**STATED EXERCISE:**
Sort through the entries below and pull out lines containing the word "будетъ".

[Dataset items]
— Start —

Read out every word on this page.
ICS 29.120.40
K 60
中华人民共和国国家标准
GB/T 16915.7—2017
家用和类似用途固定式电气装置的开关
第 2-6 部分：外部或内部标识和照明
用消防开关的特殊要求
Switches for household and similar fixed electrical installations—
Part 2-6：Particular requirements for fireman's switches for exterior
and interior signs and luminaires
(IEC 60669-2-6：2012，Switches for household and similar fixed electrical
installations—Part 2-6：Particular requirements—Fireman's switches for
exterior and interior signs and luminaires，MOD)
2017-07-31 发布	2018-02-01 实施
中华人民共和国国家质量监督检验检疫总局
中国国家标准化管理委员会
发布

— End —
— Start —

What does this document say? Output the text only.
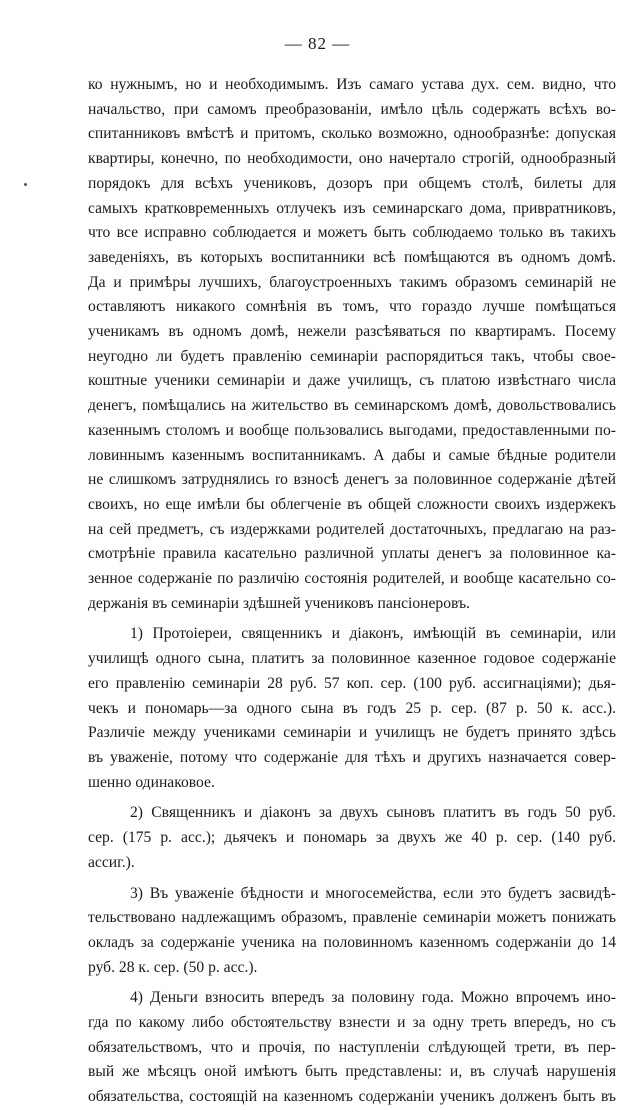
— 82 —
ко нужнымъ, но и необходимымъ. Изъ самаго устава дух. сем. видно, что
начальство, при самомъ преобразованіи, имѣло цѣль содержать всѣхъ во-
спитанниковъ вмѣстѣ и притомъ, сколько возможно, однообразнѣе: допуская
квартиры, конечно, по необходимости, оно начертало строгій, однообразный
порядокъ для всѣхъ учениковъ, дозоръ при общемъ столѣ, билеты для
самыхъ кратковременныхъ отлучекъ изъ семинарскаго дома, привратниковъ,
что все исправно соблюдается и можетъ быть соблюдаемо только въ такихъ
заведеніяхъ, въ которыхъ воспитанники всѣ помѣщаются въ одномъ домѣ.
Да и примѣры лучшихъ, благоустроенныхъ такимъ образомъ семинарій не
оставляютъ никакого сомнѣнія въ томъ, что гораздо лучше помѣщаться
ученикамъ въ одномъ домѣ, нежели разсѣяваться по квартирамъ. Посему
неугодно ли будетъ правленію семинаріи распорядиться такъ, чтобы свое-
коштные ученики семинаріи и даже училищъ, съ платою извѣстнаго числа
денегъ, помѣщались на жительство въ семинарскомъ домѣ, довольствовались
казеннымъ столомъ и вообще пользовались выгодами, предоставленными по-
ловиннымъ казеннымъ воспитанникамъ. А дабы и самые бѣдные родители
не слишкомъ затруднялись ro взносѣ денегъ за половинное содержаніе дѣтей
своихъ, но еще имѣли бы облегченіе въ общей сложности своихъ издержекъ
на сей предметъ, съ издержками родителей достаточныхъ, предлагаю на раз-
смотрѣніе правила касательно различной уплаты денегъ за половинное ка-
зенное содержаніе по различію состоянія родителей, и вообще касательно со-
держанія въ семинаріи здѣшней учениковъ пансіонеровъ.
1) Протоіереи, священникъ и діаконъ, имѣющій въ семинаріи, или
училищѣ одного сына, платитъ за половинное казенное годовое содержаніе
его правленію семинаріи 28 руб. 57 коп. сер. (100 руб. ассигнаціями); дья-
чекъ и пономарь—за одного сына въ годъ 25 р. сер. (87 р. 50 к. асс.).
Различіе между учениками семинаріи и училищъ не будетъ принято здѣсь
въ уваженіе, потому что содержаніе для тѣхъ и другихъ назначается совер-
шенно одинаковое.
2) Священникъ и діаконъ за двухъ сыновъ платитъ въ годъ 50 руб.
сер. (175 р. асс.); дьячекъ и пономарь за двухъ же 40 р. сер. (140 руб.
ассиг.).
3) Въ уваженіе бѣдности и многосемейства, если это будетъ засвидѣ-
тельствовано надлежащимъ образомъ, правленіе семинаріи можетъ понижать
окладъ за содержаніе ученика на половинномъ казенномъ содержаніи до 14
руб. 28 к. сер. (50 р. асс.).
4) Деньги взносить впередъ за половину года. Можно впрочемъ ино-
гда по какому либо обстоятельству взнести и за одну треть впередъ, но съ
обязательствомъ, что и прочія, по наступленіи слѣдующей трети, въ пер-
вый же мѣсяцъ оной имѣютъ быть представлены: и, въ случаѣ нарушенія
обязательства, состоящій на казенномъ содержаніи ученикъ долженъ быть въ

— End —

**CORRECT RESULT:**
неугодно ли будетъ правленію семинаріи распорядиться такъ, чтобы свое-
Различіе между учениками семинаріи и училищъ не будетъ принято здѣсь
3) Въ уваженіе бѣдности и многосемейства, если это будетъ засвидѣ-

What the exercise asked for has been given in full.